## RECORDS SUPPLIED
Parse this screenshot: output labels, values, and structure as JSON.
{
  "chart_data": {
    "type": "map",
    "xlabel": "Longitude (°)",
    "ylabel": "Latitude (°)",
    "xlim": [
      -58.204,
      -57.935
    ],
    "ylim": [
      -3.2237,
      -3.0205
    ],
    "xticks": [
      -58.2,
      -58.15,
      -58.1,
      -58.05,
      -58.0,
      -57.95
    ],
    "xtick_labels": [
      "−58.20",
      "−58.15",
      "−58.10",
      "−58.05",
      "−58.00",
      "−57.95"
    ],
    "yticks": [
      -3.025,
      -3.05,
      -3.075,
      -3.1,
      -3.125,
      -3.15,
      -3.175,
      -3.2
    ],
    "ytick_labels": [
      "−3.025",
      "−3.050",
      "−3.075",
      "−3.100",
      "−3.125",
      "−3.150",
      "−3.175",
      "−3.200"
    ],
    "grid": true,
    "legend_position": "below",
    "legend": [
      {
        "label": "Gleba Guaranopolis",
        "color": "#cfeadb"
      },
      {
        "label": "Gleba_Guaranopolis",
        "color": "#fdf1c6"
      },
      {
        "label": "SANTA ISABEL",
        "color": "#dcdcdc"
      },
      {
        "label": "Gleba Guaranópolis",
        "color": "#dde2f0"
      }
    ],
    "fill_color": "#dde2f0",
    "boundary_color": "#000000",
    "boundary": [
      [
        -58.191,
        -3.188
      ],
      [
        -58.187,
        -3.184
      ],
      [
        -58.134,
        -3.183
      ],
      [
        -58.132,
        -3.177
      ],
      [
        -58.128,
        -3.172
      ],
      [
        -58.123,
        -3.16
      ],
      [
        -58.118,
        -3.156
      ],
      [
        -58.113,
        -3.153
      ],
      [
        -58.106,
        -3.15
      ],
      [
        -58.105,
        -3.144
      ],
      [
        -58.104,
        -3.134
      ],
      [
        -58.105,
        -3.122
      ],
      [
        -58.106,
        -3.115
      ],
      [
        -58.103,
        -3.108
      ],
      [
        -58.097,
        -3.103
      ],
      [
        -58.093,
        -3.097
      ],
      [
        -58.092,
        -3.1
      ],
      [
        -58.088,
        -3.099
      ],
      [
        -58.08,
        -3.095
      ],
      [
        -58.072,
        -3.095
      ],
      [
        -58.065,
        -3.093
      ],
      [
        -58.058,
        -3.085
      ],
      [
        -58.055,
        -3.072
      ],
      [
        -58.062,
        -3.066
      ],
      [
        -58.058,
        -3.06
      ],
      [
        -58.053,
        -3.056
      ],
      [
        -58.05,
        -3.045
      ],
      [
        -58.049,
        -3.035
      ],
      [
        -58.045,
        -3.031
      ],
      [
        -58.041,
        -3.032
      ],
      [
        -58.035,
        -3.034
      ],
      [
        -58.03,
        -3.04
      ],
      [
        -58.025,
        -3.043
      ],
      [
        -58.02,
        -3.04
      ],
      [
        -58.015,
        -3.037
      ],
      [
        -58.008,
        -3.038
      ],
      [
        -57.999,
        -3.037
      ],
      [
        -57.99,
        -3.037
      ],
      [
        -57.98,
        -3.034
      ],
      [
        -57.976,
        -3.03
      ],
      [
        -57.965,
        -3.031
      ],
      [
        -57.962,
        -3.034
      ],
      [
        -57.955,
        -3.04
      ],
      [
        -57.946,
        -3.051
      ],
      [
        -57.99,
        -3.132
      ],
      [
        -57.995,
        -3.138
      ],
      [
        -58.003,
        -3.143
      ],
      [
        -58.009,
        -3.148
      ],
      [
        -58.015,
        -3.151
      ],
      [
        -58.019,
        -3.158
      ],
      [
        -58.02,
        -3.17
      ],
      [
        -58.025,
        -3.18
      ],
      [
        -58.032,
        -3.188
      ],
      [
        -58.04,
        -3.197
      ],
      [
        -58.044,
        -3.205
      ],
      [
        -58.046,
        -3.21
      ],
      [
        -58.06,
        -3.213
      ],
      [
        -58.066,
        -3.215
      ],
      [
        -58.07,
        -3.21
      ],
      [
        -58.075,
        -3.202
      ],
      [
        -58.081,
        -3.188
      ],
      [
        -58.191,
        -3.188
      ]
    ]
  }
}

## EXERCISE DIRECTIONS
Using the data above, output each line exactly.

## FINISHED TASK
Parse this screenshot: output labels, values, and structure as JSON.
{
  "chart_data": {
    "type": "map",
    "xlabel": "Longitude (°)",
    "ylabel": "Latitude (°)",
    "xlim": [
      -58.204,
      -57.935
    ],
    "ylim": [
      -3.2237,
      -3.0205
    ],
    "xticks": [
      -58.2,
      -58.15,
      -58.1,
      -58.05,
      -58.0,
      -57.95
    ],
    "xtick_labels": [
      "−58.20",
      "−58.15",
      "−58.10",
      "−58.05",
      "−58.00",
      "−57.95"
    ],
    "yticks": [
      -3.025,
      -3.05,
      -3.075,
      -3.1,
      -3.125,
      -3.15,
      -3.175,
      -3.2
    ],
    "ytick_labels": [
      "−3.025",
      "−3.050",
      "−3.075",
      "−3.100",
      "−3.125",
      "−3.150",
      "−3.175",
      "−3.200"
    ],
    "grid": true,
    "legend_position": "below",
    "legend": [
      {
        "label": "Gleba Guaranopolis",
        "color": "#cfeadb"
      },
      {
        "label": "Gleba_Guaranopolis",
        "color": "#fdf1c6"
      },
      {
        "label": "SANTA ISABEL",
        "color": "#dcdcdc"
      },
      {
        "label": "Gleba Guaranópolis",
        "color": "#dde2f0"
      }
    ],
    "fill_color": "#dde2f0",
    "boundary_color": "#000000",
    "boundary": [
      [
        -58.191,
        -3.188
      ],
      [
        -58.187,
        -3.184
      ],
      [
        -58.134,
        -3.183
      ],
      [
        -58.132,
        -3.177
      ],
      [
        -58.128,
        -3.172
      ],
      [
        -58.123,
        -3.16
      ],
      [
        -58.118,
        -3.156
      ],
      [
        -58.113,
        -3.153
      ],
      [
        -58.106,
        -3.15
      ],
      [
        -58.105,
        -3.144
      ],
      [
        -58.104,
        -3.134
      ],
      [
        -58.105,
        -3.122
      ],
      [
        -58.106,
        -3.115
      ],
      [
        -58.103,
        -3.108
      ],
      [
        -58.097,
        -3.103
      ],
      [
        -58.093,
        -3.097
      ],
      [
        -58.092,
        -3.1
      ],
      [
        -58.088,
        -3.099
      ],
      [
        -58.08,
        -3.095
      ],
      [
        -58.072,
        -3.095
      ],
      [
        -58.065,
        -3.093
      ],
      [
        -58.058,
        -3.085
      ],
      [
        -58.055,
        -3.072
      ],
      [
        -58.062,
        -3.066
      ],
      [
        -58.058,
        -3.06
      ],
      [
        -58.053,
        -3.056
      ],
      [
        -58.05,
        -3.045
      ],
      [
        -58.049,
        -3.035
      ],
      [
        -58.045,
        -3.031
      ],
      [
        -58.041,
        -3.032
      ],
      [
        -58.035,
        -3.034
      ],
      [
        -58.03,
        -3.04
      ],
      [
        -58.025,
        -3.043
      ],
      [
        -58.02,
        -3.04
      ],
      [
        -58.015,
        -3.037
      ],
      [
        -58.008,
        -3.038
      ],
      [
        -57.999,
        -3.037
      ],
      [
        -57.99,
        -3.037
      ],
      [
        -57.98,
        -3.034
      ],
      [
        -57.976,
        -3.03
      ],
      [
        -57.965,
        -3.031
      ],
      [
        -57.962,
        -3.034
      ],
      [
        -57.955,
        -3.04
      ],
      [
        -57.946,
        -3.051
      ],
      [
        -57.99,
        -3.132
      ],
      [
        -57.995,
        -3.138
      ],
      [
        -58.003,
        -3.143
      ],
      [
        -58.009,
        -3.148
      ],
      [
        -58.015,
        -3.151
      ],
      [
        -58.019,
        -3.158
      ],
      [
        -58.02,
        -3.17
      ],
      [
        -58.025,
        -3.18
      ],
      [
        -58.032,
        -3.188
      ],
      [
        -58.04,
        -3.197
      ],
      [
        -58.044,
        -3.205
      ],
      [
        -58.046,
        -3.21
      ],
      [
        -58.06,
        -3.213
      ],
      [
        -58.066,
        -3.215
      ],
      [
        -58.07,
        -3.21
      ],
      [
        -58.075,
        -3.202
      ],
      [
        -58.081,
        -3.188
      ],
      [
        -58.191,
        -3.188
      ]
    ]
  }
}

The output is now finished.